(begin)

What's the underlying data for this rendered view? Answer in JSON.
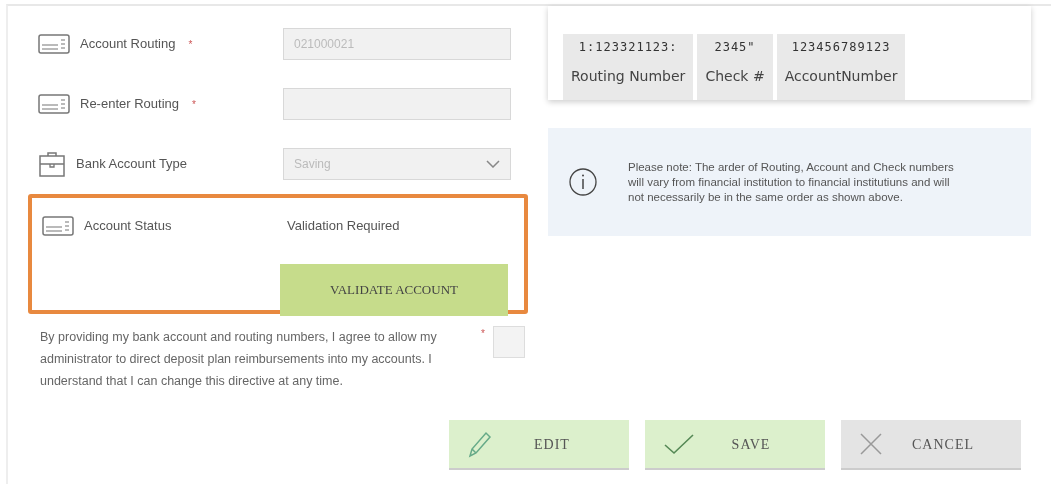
{
  "fields": [
    {
      "kind": "input",
      "label": "Account Routing",
      "required_mark": "*",
      "value": "021000021",
      "disabled": true
    },
    {
      "kind": "input",
      "label": "Re-enter Routing",
      "required_mark": "*",
      "disabled": true
    },
    {
      "kind": "select",
      "label": "Bank Account Type",
      "value": "Saving",
      "disabled": true
    }
  ],
  "status": {
    "label": "Account Status",
    "value": "Validation Required",
    "button": "VALIDATE ACCOUNT",
    "highlighted": true
  },
  "consent": {
    "text": "By providing my bank account and routing numbers, I agree to allow my administrator to direct deposit plan reimbursements into my accounts. I understand that I can change this directive at any time.",
    "required_mark": "*",
    "checked": false
  },
  "check_diagram": [
    {
      "digits": "1:123321123:",
      "label": "Routing Number"
    },
    {
      "digits": "2345\"",
      "label": "Check #"
    },
    {
      "digits": "123456789123",
      "label": "AccountNumber"
    }
  ],
  "note": "Please note: The arder of Routing, Account and Check numbers will vary from financial institution to financial institutiuns and will not necessarily be in the same order as shown above.",
  "buttons": [
    {
      "kind": "edit",
      "label": "EDIT"
    },
    {
      "kind": "save",
      "label": "SAVE"
    },
    {
      "kind": "cancel",
      "label": "CANCEL"
    }
  ]
}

(end)

* [Given task] Print the entries above exactly, taking out only the pictures.

* [The result]
What's the underlying data for this rendered view? Answer in JSON.
{
  "fields": [
    {
      "kind": "input",
      "label": "Account Routing",
      "required_mark": "*",
      "value": "021000021",
      "disabled": true
    },
    {
      "kind": "input",
      "label": "Re-enter Routing",
      "required_mark": "*",
      "disabled": true
    },
    {
      "kind": "select",
      "label": "Bank Account Type",
      "value": "Saving",
      "disabled": true
    }
  ],
  "status": {
    "label": "Account Status",
    "value": "Validation Required",
    "button": "VALIDATE ACCOUNT",
    "highlighted": true
  },
  "consent": {
    "text": "By providing my bank account and routing numbers, I agree to allow my administrator to direct deposit plan reimbursements into my accounts. I understand that I can change this directive at any time.",
    "required_mark": "*",
    "checked": false
  },
  "check_diagram": [
    {
      "digits": "1:123321123:",
      "label": "Routing Number"
    },
    {
      "digits": "2345\"",
      "label": "Check #"
    },
    {
      "digits": "123456789123",
      "label": "AccountNumber"
    }
  ],
  "note": "Please note: The arder of Routing, Account and Check numbers will vary from financial institution to financial institutiuns and will not necessarily be in the same order as shown above.",
  "buttons": [
    {
      "kind": "edit",
      "label": "EDIT"
    },
    {
      "kind": "save",
      "label": "SAVE"
    },
    {
      "kind": "cancel",
      "label": "CANCEL"
    }
  ]
}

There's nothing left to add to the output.